#### PROVIDED RECORDS

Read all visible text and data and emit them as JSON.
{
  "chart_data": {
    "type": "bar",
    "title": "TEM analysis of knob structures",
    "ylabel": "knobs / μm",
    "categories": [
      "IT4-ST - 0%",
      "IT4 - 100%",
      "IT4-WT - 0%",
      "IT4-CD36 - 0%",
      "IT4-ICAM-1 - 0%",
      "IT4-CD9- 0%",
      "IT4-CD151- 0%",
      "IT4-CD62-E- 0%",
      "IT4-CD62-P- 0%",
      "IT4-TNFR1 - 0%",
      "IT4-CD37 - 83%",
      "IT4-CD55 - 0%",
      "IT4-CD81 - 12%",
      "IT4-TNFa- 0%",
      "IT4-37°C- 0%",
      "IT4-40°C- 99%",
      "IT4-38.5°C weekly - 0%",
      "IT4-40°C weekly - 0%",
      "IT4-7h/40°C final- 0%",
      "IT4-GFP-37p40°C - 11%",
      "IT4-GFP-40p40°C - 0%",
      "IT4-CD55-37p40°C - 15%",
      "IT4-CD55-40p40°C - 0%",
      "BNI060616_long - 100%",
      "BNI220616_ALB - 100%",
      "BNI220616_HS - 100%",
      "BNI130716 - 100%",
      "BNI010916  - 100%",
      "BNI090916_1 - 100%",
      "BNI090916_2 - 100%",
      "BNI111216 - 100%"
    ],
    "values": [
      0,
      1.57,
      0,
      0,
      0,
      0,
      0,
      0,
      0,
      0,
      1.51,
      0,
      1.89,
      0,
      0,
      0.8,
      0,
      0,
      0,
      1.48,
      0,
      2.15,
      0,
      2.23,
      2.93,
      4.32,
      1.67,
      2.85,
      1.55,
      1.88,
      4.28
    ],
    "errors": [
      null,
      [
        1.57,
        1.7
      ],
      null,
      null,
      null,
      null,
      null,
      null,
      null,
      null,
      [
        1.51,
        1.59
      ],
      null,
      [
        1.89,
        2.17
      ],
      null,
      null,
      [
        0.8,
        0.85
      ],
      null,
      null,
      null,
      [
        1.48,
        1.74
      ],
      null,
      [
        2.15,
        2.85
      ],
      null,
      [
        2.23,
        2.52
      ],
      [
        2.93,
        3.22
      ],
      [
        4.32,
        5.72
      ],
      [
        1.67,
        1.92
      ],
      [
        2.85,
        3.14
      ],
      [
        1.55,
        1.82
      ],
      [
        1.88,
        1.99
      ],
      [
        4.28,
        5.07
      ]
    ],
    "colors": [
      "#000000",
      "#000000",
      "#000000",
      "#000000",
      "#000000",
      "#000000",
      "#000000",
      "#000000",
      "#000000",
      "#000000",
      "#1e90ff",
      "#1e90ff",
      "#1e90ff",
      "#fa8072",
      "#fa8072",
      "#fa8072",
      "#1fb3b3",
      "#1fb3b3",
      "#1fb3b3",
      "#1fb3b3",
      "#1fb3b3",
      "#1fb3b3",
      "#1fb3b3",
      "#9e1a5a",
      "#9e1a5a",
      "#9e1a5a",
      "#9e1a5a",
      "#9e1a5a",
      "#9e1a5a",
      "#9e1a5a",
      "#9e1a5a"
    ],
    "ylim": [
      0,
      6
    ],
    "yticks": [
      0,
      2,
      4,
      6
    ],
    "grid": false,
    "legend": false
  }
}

########

- _OBJECTIVE_
Return the listing above word for word.

- _REPLY_
Read all visible text and data and emit them as JSON.
{
  "chart_data": {
    "type": "bar",
    "title": "TEM analysis of knob structures",
    "ylabel": "knobs / μm",
    "categories": [
      "IT4-ST - 0%",
      "IT4 - 100%",
      "IT4-WT - 0%",
      "IT4-CD36 - 0%",
      "IT4-ICAM-1 - 0%",
      "IT4-CD9- 0%",
      "IT4-CD151- 0%",
      "IT4-CD62-E- 0%",
      "IT4-CD62-P- 0%",
      "IT4-TNFR1 - 0%",
      "IT4-CD37 - 83%",
      "IT4-CD55 - 0%",
      "IT4-CD81 - 12%",
      "IT4-TNFa- 0%",
      "IT4-37°C- 0%",
      "IT4-40°C- 99%",
      "IT4-38.5°C weekly - 0%",
      "IT4-40°C weekly - 0%",
      "IT4-7h/40°C final- 0%",
      "IT4-GFP-37p40°C - 11%",
      "IT4-GFP-40p40°C - 0%",
      "IT4-CD55-37p40°C - 15%",
      "IT4-CD55-40p40°C - 0%",
      "BNI060616_long - 100%",
      "BNI220616_ALB - 100%",
      "BNI220616_HS - 100%",
      "BNI130716 - 100%",
      "BNI010916  - 100%",
      "BNI090916_1 - 100%",
      "BNI090916_2 - 100%",
      "BNI111216 - 100%"
    ],
    "values": [
      0,
      1.57,
      0,
      0,
      0,
      0,
      0,
      0,
      0,
      0,
      1.51,
      0,
      1.89,
      0,
      0,
      0.8,
      0,
      0,
      0,
      1.48,
      0,
      2.15,
      0,
      2.23,
      2.93,
      4.32,
      1.67,
      2.85,
      1.55,
      1.88,
      4.28
    ],
    "errors": [
      null,
      [
        1.57,
        1.7
      ],
      null,
      null,
      null,
      null,
      null,
      null,
      null,
      null,
      [
        1.51,
        1.59
      ],
      null,
      [
        1.89,
        2.17
      ],
      null,
      null,
      [
        0.8,
        0.85
      ],
      null,
      null,
      null,
      [
        1.48,
        1.74
      ],
      null,
      [
        2.15,
        2.85
      ],
      null,
      [
        2.23,
        2.52
      ],
      [
        2.93,
        3.22
      ],
      [
        4.32,
        5.72
      ],
      [
        1.67,
        1.92
      ],
      [
        2.85,
        3.14
      ],
      [
        1.55,
        1.82
      ],
      [
        1.88,
        1.99
      ],
      [
        4.28,
        5.07
      ]
    ],
    "colors": [
      "#000000",
      "#000000",
      "#000000",
      "#000000",
      "#000000",
      "#000000",
      "#000000",
      "#000000",
      "#000000",
      "#000000",
      "#1e90ff",
      "#1e90ff",
      "#1e90ff",
      "#fa8072",
      "#fa8072",
      "#fa8072",
      "#1fb3b3",
      "#1fb3b3",
      "#1fb3b3",
      "#1fb3b3",
      "#1fb3b3",
      "#1fb3b3",
      "#1fb3b3",
      "#9e1a5a",
      "#9e1a5a",
      "#9e1a5a",
      "#9e1a5a",
      "#9e1a5a",
      "#9e1a5a",
      "#9e1a5a",
      "#9e1a5a"
    ],
    "ylim": [
      0,
      6
    ],
    "yticks": [
      0,
      2,
      4,
      6
    ],
    "grid": false,
    "legend": false
  }
}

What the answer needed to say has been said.